INPUT MATERIAL:
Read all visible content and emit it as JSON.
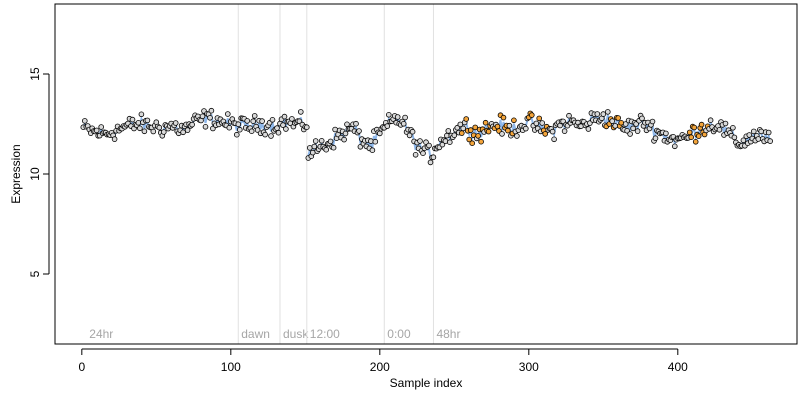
{
  "chart_data": {
    "type": "scatter",
    "title": "",
    "xlabel": "Sample index",
    "ylabel": "Expression",
    "xlim": [
      -18,
      480
    ],
    "ylim": [
      1.5,
      18.5
    ],
    "xticks": [
      0,
      100,
      200,
      300,
      400
    ],
    "yticks": [
      5,
      10,
      15
    ],
    "grid": false,
    "legend": "none",
    "colors": {
      "point_default": "#d9d9d9",
      "point_highlight": "#f4a53b",
      "point_edge": "#000000",
      "fit_line": "#8eb7ea",
      "fit_line_secondary": "#f4a53b",
      "region_line": "#e0e0e0",
      "region_label": "#a6a6a6"
    },
    "regions": [
      {
        "label": "24hr",
        "x": 3
      },
      {
        "label": "dawn",
        "x": 105
      },
      {
        "label": "dusk",
        "x": 133
      },
      {
        "label": "12:00",
        "x": 151
      },
      {
        "label": "0:00",
        "x": 203
      },
      {
        "label": "48hr",
        "x": 236
      }
    ],
    "segments": [
      {
        "x_start": 1,
        "x_end": 151,
        "y": [
          12.3,
          12.1,
          12.0,
          12.2,
          12.4,
          12.5,
          12.4,
          12.3,
          12.4,
          12.2,
          12.6,
          12.8,
          12.7,
          12.5,
          12.4,
          12.4,
          12.5,
          12.4,
          12.6,
          12.5,
          12.5
        ]
      },
      {
        "x_start": 152,
        "x_end": 236,
        "y": [
          11.0,
          11.3,
          11.5,
          11.8,
          12.1,
          12.3,
          11.7,
          11.4,
          12.0,
          12.5,
          12.8,
          12.3,
          11.5,
          11.1,
          11.0
        ]
      },
      {
        "x_start": 237,
        "x_end": 462,
        "y": [
          11.4,
          11.8,
          12.2,
          12.4,
          12.0,
          12.3,
          12.5,
          12.2,
          12.4,
          12.6,
          12.3,
          12.1,
          12.5,
          12.6,
          12.4,
          12.7,
          12.9,
          12.6,
          12.3,
          12.4,
          12.6,
          12.2,
          11.9,
          11.7,
          11.8,
          12.2,
          12.4,
          12.5,
          12.0,
          11.5,
          11.8,
          12.0,
          11.6
        ]
      }
    ],
    "noise_amplitude": 0.45,
    "point_count": 462,
    "highlight_ranges": [
      [
        255,
        290
      ],
      [
        300,
        312
      ],
      [
        352,
        362
      ],
      [
        408,
        420
      ]
    ]
  }
}
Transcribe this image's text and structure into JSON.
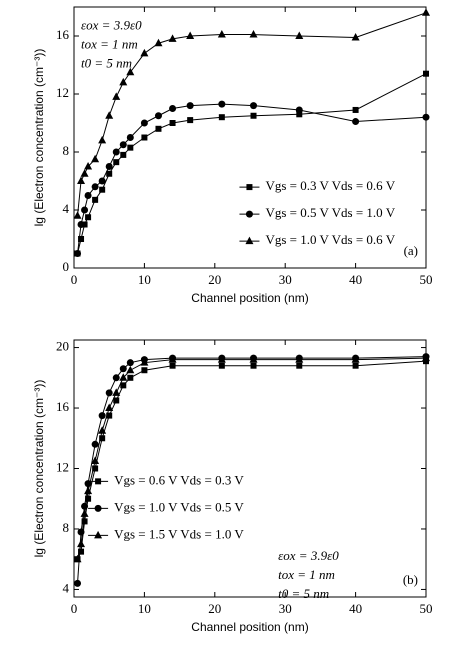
{
  "chart_data": [
    {
      "type": "line",
      "panel_label": "(a)",
      "x_label": "Channel position (nm)",
      "y_label": "lg (Electron concentration (cm⁻³))",
      "xlim": [
        0,
        50
      ],
      "xticks": [
        0,
        10,
        20,
        30,
        40,
        50
      ],
      "ylim": [
        0,
        18
      ],
      "yticks": [
        0,
        4,
        8,
        12,
        16
      ],
      "legend": "center right",
      "annotations": [
        "εox = 3.9ε0",
        "tox = 1 nm",
        "t0 = 5 nm"
      ],
      "x": [
        0.5,
        1,
        1.5,
        2,
        3,
        4,
        5,
        6,
        7,
        8,
        10,
        12,
        14,
        16.5,
        21,
        25.5,
        32,
        40,
        50
      ],
      "series": [
        {
          "name": "Vgs = 0.3 V Vds = 0.6 V",
          "color": "#000000",
          "marker": "square",
          "values": [
            1.0,
            2,
            3,
            3.5,
            4.7,
            5.4,
            6.5,
            7.3,
            7.8,
            8.3,
            9,
            9.6,
            10,
            10.2,
            10.4,
            10.5,
            10.6,
            10.9,
            13.4
          ]
        },
        {
          "name": "Vgs = 0.5 V Vds = 1.0 V",
          "color": "#000000",
          "marker": "circle",
          "values": [
            1.0,
            3,
            4,
            5,
            5.6,
            6,
            7,
            8,
            8.5,
            9,
            10,
            10.5,
            11,
            11.2,
            11.3,
            11.2,
            10.9,
            10.1,
            10.4
          ]
        },
        {
          "name": "Vgs = 1.0 V Vds = 0.6 V",
          "color": "#000000",
          "marker": "triangle",
          "values": [
            3.6,
            6,
            6.5,
            7,
            7.5,
            8.8,
            10.5,
            11.8,
            12.8,
            13.5,
            14.8,
            15.5,
            15.8,
            16,
            16.1,
            16.1,
            16,
            15.9,
            17.6
          ]
        }
      ]
    },
    {
      "type": "line",
      "panel_label": "(b)",
      "x_label": "Channel position (nm)",
      "y_label": "lg (Electron concentration (cm⁻³))",
      "xlim": [
        0,
        50
      ],
      "xticks": [
        0,
        10,
        20,
        30,
        40,
        50
      ],
      "ylim": [
        3.5,
        20.5
      ],
      "yticks": [
        4,
        8,
        12,
        16,
        20
      ],
      "legend": "lower left",
      "annotations": [
        "εox = 3.9ε0",
        "tox = 1 nm",
        "t0 = 5 nm"
      ],
      "x": [
        0.5,
        1,
        1.5,
        2,
        3,
        4,
        5,
        6,
        7,
        8,
        10,
        14,
        21,
        25.5,
        32,
        40,
        50
      ],
      "series": [
        {
          "name": "Vgs = 0.6 V Vds = 0.3 V",
          "color": "#000000",
          "marker": "square",
          "values": [
            6,
            6.5,
            8.5,
            10,
            12,
            14,
            15.5,
            16.5,
            17.5,
            18,
            18.5,
            18.8,
            18.8,
            18.8,
            18.8,
            18.8,
            19.1
          ]
        },
        {
          "name": "Vgs = 1.0 V Vds = 0.5 V",
          "color": "#000000",
          "marker": "circle",
          "values": [
            4.4,
            7.8,
            9.5,
            11,
            13.6,
            15.5,
            17,
            18,
            18.6,
            19,
            19.2,
            19.3,
            19.3,
            19.3,
            19.3,
            19.3,
            19.4
          ]
        },
        {
          "name": "Vgs = 1.5 V Vds = 1.0 V",
          "color": "#000000",
          "marker": "triangle",
          "values": [
            6,
            7,
            9,
            10.5,
            12.5,
            14.5,
            16,
            17,
            18,
            18.5,
            19,
            19.2,
            19.2,
            19.2,
            19.2,
            19.2,
            19.3
          ]
        }
      ]
    }
  ]
}
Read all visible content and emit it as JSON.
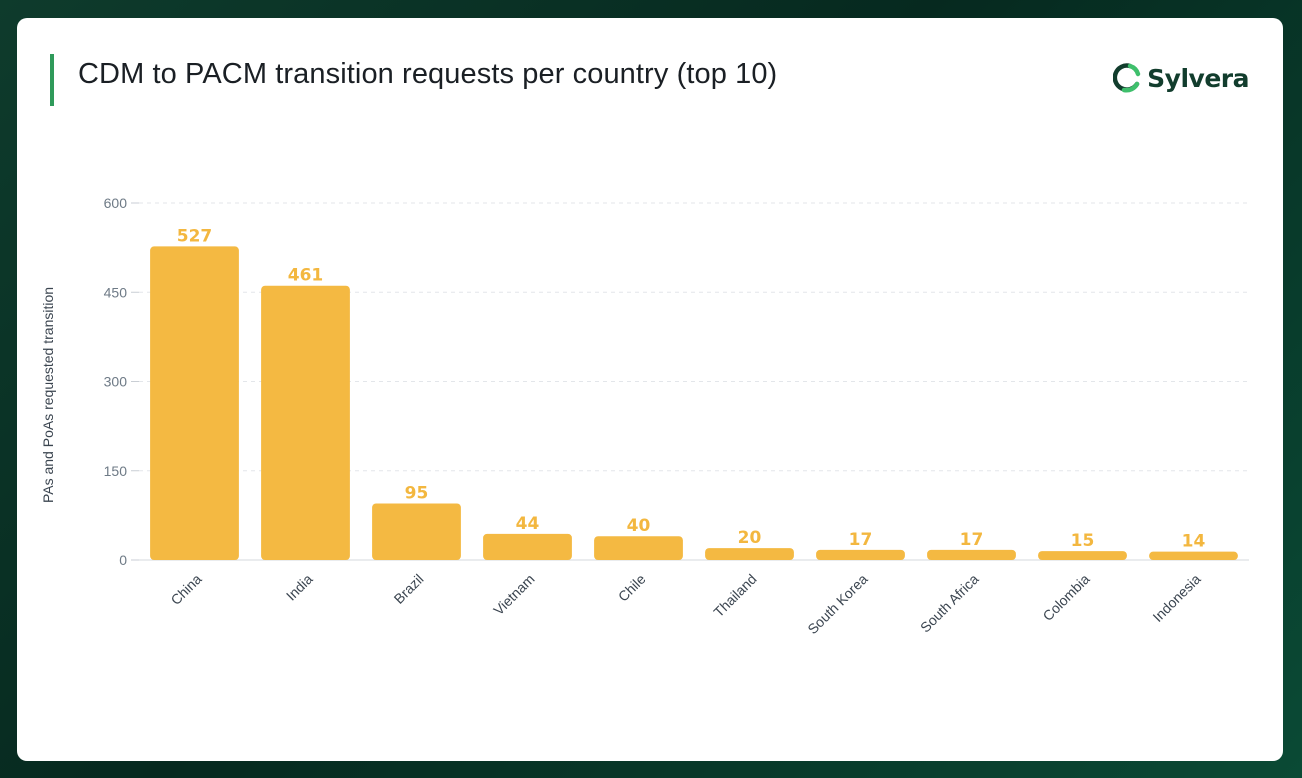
{
  "header": {
    "title": "CDM to PACM transition requests per country (top 10)",
    "brand_name": "Sylvera",
    "brand_icon": "sylvera-logo-icon"
  },
  "colors": {
    "bar": "#f4b942",
    "value_label": "#f3b73f",
    "accent": "#2f9a5a",
    "gridline": "#e3e6ea"
  },
  "chart_data": {
    "type": "bar",
    "title": "CDM to PACM transition requests per country (top 10)",
    "xlabel": "",
    "ylabel": "PAs and PoAs requested transition",
    "categories": [
      "China",
      "India",
      "Brazil",
      "Vietnam",
      "Chile",
      "Thailand",
      "South Korea",
      "South Africa",
      "Colombia",
      "Indonesia"
    ],
    "values": [
      527,
      461,
      95,
      44,
      40,
      20,
      17,
      17,
      15,
      14
    ],
    "value_labels": [
      "527",
      "461",
      "95",
      "44",
      "40",
      "20",
      "17",
      "17",
      "15",
      "14"
    ],
    "yticks": [
      0,
      150,
      300,
      450,
      600
    ],
    "ytick_labels": [
      "0",
      "150",
      "300",
      "450",
      "600"
    ],
    "ylim": [
      0,
      600
    ],
    "grid": true,
    "legend": "none"
  }
}
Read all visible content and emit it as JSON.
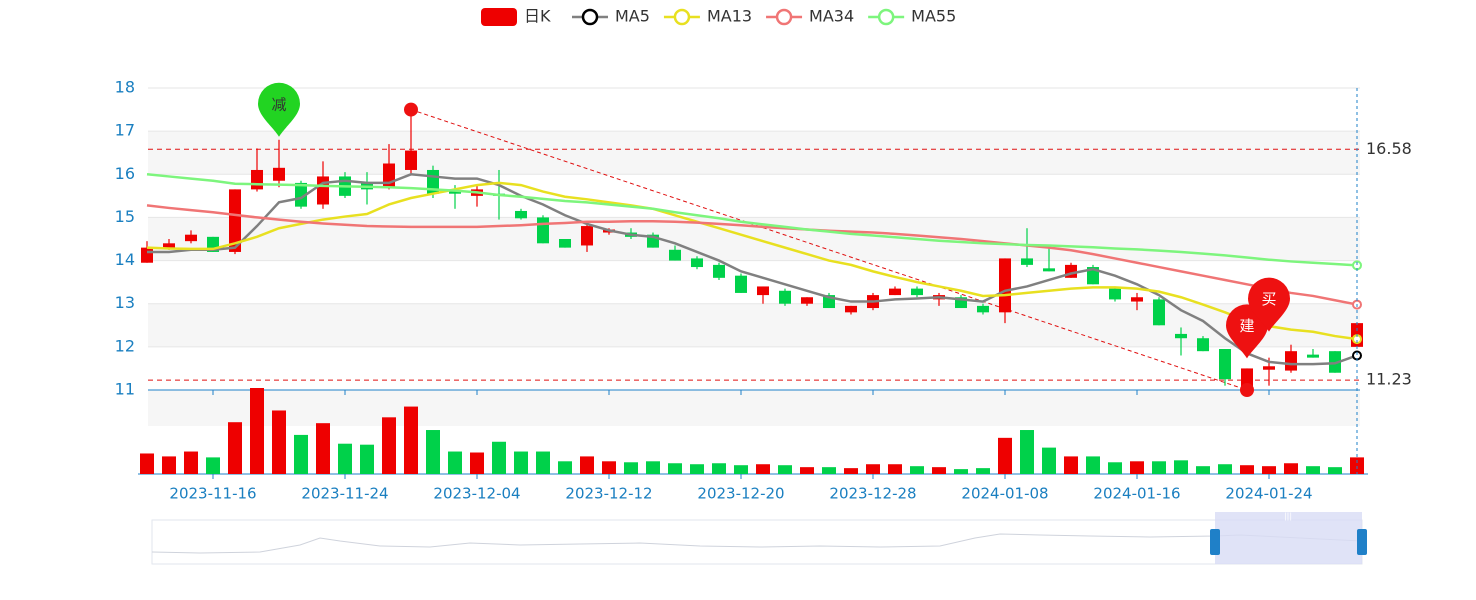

EXERCISE TASK: Set down all the entries exactly as they appear, but skip any pictures.

EXERCISE SOLUTION:
Read all visible content and emit it as JSON.
{
  "chart_data": {
    "type": "scatter",
    "title": "",
    "xlabel": "Sample index",
    "ylabel": "Expression",
    "xlim": [
      -18,
      480
    ],
    "ylim": [
      1.5,
      18.5
    ],
    "xticks": [
      0,
      100,
      200,
      300,
      400
    ],
    "yticks": [
      5,
      10,
      15
    ],
    "grid": false,
    "legend": "none",
    "colors": {
      "point_default": "#d9d9d9",
      "point_highlight": "#f4a53b",
      "point_edge": "#000000",
      "fit_line": "#8eb7ea",
      "fit_line_secondary": "#f4a53b",
      "region_line": "#e0e0e0",
      "region_label": "#a6a6a6"
    },
    "regions": [
      {
        "label": "24hr",
        "x": 3
      },
      {
        "label": "dawn",
        "x": 105
      },
      {
        "label": "dusk",
        "x": 133
      },
      {
        "label": "12:00",
        "x": 151
      },
      {
        "label": "0:00",
        "x": 203
      },
      {
        "label": "48hr",
        "x": 236
      }
    ],
    "segments": [
      {
        "x_start": 1,
        "x_end": 151,
        "y": [
          12.3,
          12.1,
          12.0,
          12.2,
          12.4,
          12.5,
          12.4,
          12.3,
          12.4,
          12.2,
          12.6,
          12.8,
          12.7,
          12.5,
          12.4,
          12.4,
          12.5,
          12.4,
          12.6,
          12.5,
          12.5
        ]
      },
      {
        "x_start": 152,
        "x_end": 236,
        "y": [
          11.0,
          11.3,
          11.5,
          11.8,
          12.1,
          12.3,
          11.7,
          11.4,
          12.0,
          12.5,
          12.8,
          12.3,
          11.5,
          11.1,
          11.0
        ]
      },
      {
        "x_start": 237,
        "x_end": 462,
        "y": [
          11.4,
          11.8,
          12.2,
          12.4,
          12.0,
          12.3,
          12.5,
          12.2,
          12.4,
          12.6,
          12.3,
          12.1,
          12.5,
          12.6,
          12.4,
          12.7,
          12.9,
          12.6,
          12.3,
          12.4,
          12.6,
          12.2,
          11.9,
          11.7,
          11.8,
          12.2,
          12.4,
          12.5,
          12.0,
          11.5,
          11.8,
          12.0,
          11.6
        ]
      }
    ],
    "noise_amplitude": 0.45,
    "point_count": 462,
    "highlight_ranges": [
      [
        255,
        290
      ],
      [
        300,
        312
      ],
      [
        352,
        362
      ],
      [
        408,
        420
      ]
    ]
  }
}
Transcribe this image's text and structure into JSON.
{
  "chart_data": [
    {
      "type": "line",
      "panel_label": "(a)",
      "x_label": "Channel position (nm)",
      "y_label": "lg (Electron concentration (cm⁻³))",
      "xlim": [
        0,
        50
      ],
      "xticks": [
        0,
        10,
        20,
        30,
        40,
        50
      ],
      "ylim": [
        0,
        18
      ],
      "yticks": [
        0,
        4,
        8,
        12,
        16
      ],
      "legend": "center right",
      "annotations": [
        "εox = 3.9ε0",
        "tox = 1 nm",
        "t0 = 5 nm"
      ],
      "x": [
        0.5,
        1,
        1.5,
        2,
        3,
        4,
        5,
        6,
        7,
        8,
        10,
        12,
        14,
        16.5,
        21,
        25.5,
        32,
        40,
        50
      ],
      "series": [
        {
          "name": "Vgs = 0.3 V Vds = 0.6 V",
          "color": "#000000",
          "marker": "square",
          "values": [
            1.0,
            2,
            3,
            3.5,
            4.7,
            5.4,
            6.5,
            7.3,
            7.8,
            8.3,
            9,
            9.6,
            10,
            10.2,
            10.4,
            10.5,
            10.6,
            10.9,
            13.4
          ]
        },
        {
          "name": "Vgs = 0.5 V Vds = 1.0 V",
          "color": "#000000",
          "marker": "circle",
          "values": [
            1.0,
            3,
            4,
            5,
            5.6,
            6,
            7,
            8,
            8.5,
            9,
            10,
            10.5,
            11,
            11.2,
            11.3,
            11.2,
            10.9,
            10.1,
            10.4
          ]
        },
        {
          "name": "Vgs = 1.0 V Vds = 0.6 V",
          "color": "#000000",
          "marker": "triangle",
          "values": [
            3.6,
            6,
            6.5,
            7,
            7.5,
            8.8,
            10.5,
            11.8,
            12.8,
            13.5,
            14.8,
            15.5,
            15.8,
            16,
            16.1,
            16.1,
            16,
            15.9,
            17.6
          ]
        }
      ]
    },
    {
      "type": "line",
      "panel_label": "(b)",
      "x_label": "Channel position (nm)",
      "y_label": "lg (Electron concentration (cm⁻³))",
      "xlim": [
        0,
        50
      ],
      "xticks": [
        0,
        10,
        20,
        30,
        40,
        50
      ],
      "ylim": [
        3.5,
        20.5
      ],
      "yticks": [
        4,
        8,
        12,
        16,
        20
      ],
      "legend": "lower left",
      "annotations": [
        "εox = 3.9ε0",
        "tox = 1 nm",
        "t0 = 5 nm"
      ],
      "x": [
        0.5,
        1,
        1.5,
        2,
        3,
        4,
        5,
        6,
        7,
        8,
        10,
        14,
        21,
        25.5,
        32,
        40,
        50
      ],
      "series": [
        {
          "name": "Vgs = 0.6 V Vds = 0.3 V",
          "color": "#000000",
          "marker": "square",
          "values": [
            6,
            6.5,
            8.5,
            10,
            12,
            14,
            15.5,
            16.5,
            17.5,
            18,
            18.5,
            18.8,
            18.8,
            18.8,
            18.8,
            18.8,
            19.1
          ]
        },
        {
          "name": "Vgs = 1.0 V Vds = 0.5 V",
          "color": "#000000",
          "marker": "circle",
          "values": [
            4.4,
            7.8,
            9.5,
            11,
            13.6,
            15.5,
            17,
            18,
            18.6,
            19,
            19.2,
            19.3,
            19.3,
            19.3,
            19.3,
            19.3,
            19.4
          ]
        },
        {
          "name": "Vgs = 1.5 V Vds = 1.0 V",
          "color": "#000000",
          "marker": "triangle",
          "values": [
            6,
            7,
            9,
            10.5,
            12.5,
            14.5,
            16,
            17,
            18,
            18.5,
            19,
            19.2,
            19.2,
            19.2,
            19.2,
            19.2,
            19.3
          ]
        }
      ]
    }
  ]
}
Read all visible content and emit it as JSON.
{
  "header": {
    "title": "CDM to PACM transition requests per country (top 10)",
    "brand_name": "Sylvera",
    "brand_icon": "sylvera-logo-icon"
  },
  "colors": {
    "bar": "#f4b942",
    "value_label": "#f3b73f",
    "accent": "#2f9a5a",
    "gridline": "#e3e6ea"
  },
  "chart_data": {
    "type": "bar",
    "title": "CDM to PACM transition requests per country (top 10)",
    "xlabel": "",
    "ylabel": "PAs and PoAs requested transition",
    "categories": [
      "China",
      "India",
      "Brazil",
      "Vietnam",
      "Chile",
      "Thailand",
      "South Korea",
      "South Africa",
      "Colombia",
      "Indonesia"
    ],
    "values": [
      527,
      461,
      95,
      44,
      40,
      20,
      17,
      17,
      15,
      14
    ],
    "value_labels": [
      "527",
      "461",
      "95",
      "44",
      "40",
      "20",
      "17",
      "17",
      "15",
      "14"
    ],
    "yticks": [
      0,
      150,
      300,
      450,
      600
    ],
    "ytick_labels": [
      "0",
      "150",
      "300",
      "450",
      "600"
    ],
    "ylim": [
      0,
      600
    ],
    "grid": true,
    "legend": "none"
  }
}
Read all visible content and emit it as JSON.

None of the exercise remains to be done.